BEGIN Data supplied

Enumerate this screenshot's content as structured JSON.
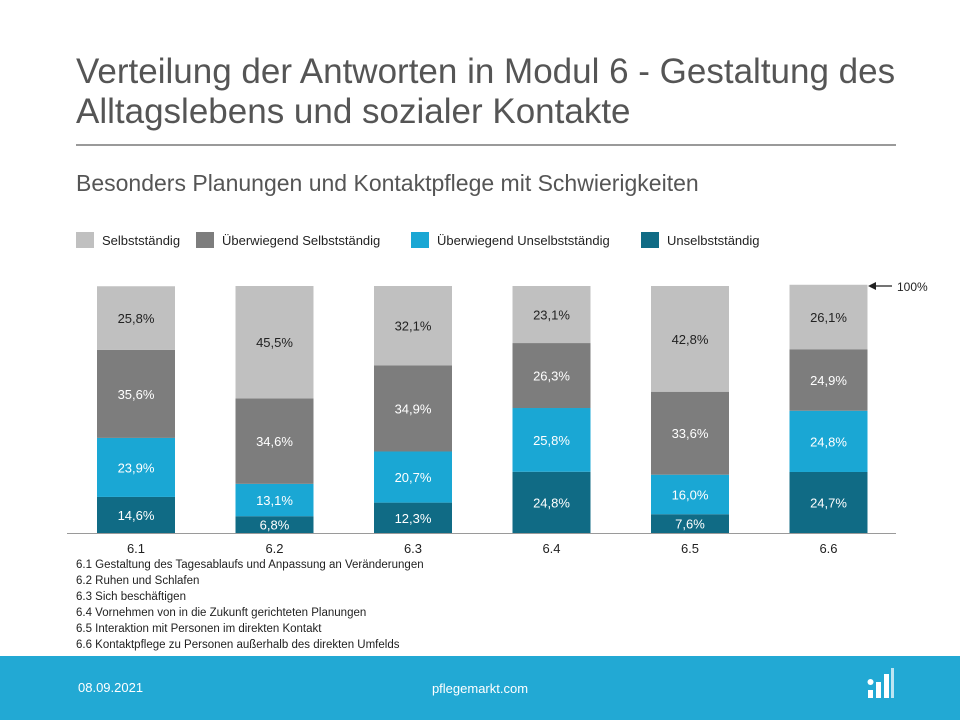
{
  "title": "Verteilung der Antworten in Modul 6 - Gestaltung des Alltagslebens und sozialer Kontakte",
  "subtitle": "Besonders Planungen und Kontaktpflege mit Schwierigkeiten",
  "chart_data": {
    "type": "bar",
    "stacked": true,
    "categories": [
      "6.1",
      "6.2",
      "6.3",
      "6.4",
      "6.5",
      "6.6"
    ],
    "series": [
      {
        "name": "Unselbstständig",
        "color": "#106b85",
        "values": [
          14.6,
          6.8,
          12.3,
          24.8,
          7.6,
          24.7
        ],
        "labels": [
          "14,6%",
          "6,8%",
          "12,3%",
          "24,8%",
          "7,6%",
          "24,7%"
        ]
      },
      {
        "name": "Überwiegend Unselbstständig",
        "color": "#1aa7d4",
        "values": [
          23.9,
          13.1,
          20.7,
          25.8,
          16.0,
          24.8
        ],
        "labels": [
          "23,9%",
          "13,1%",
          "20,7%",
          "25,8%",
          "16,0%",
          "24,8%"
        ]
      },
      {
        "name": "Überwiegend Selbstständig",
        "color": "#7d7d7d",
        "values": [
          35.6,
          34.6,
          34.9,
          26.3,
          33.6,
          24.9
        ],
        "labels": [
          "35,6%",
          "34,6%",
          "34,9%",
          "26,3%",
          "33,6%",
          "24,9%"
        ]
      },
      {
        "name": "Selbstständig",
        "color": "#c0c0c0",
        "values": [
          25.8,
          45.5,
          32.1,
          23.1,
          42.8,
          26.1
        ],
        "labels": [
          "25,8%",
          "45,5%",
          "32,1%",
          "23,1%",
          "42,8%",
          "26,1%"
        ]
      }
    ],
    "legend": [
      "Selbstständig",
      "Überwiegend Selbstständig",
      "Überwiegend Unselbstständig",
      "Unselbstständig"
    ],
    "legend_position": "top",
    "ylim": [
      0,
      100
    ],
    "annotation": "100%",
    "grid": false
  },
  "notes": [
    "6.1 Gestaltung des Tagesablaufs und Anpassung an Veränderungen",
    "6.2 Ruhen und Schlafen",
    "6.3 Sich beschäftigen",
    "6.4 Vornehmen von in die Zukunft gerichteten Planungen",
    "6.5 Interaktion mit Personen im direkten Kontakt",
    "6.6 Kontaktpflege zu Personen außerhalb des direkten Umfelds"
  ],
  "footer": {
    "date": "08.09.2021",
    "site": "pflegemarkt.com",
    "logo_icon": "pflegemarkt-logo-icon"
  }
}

END Data supplied
BEGIN Data supplied

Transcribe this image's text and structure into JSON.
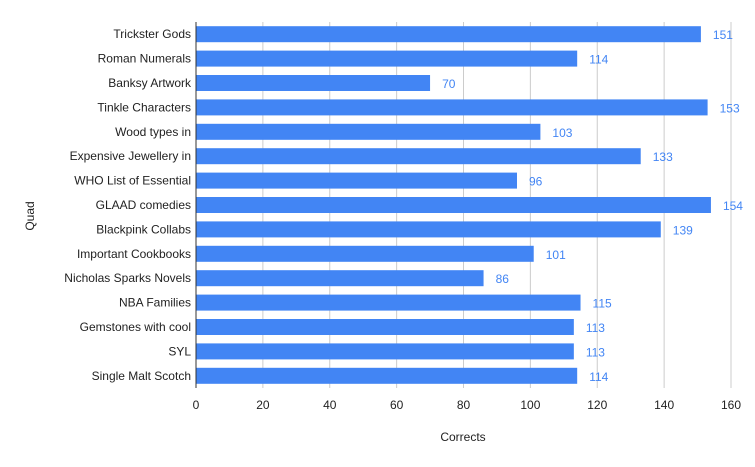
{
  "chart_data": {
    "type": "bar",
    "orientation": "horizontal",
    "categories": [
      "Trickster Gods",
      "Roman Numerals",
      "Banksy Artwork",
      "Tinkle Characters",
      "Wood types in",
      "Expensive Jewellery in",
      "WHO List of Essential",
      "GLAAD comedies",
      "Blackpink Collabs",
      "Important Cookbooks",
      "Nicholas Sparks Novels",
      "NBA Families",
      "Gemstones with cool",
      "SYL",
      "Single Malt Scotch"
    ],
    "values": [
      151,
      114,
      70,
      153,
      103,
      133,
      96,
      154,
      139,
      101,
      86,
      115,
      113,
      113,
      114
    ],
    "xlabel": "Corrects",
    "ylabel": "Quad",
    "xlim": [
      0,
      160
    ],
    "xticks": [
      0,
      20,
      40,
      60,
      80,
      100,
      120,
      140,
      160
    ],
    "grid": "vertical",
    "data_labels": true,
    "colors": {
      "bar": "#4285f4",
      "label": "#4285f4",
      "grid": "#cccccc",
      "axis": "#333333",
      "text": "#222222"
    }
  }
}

END Data supplied

Above are some records. Count the lines among them with the word "name", and answer with the number only.

4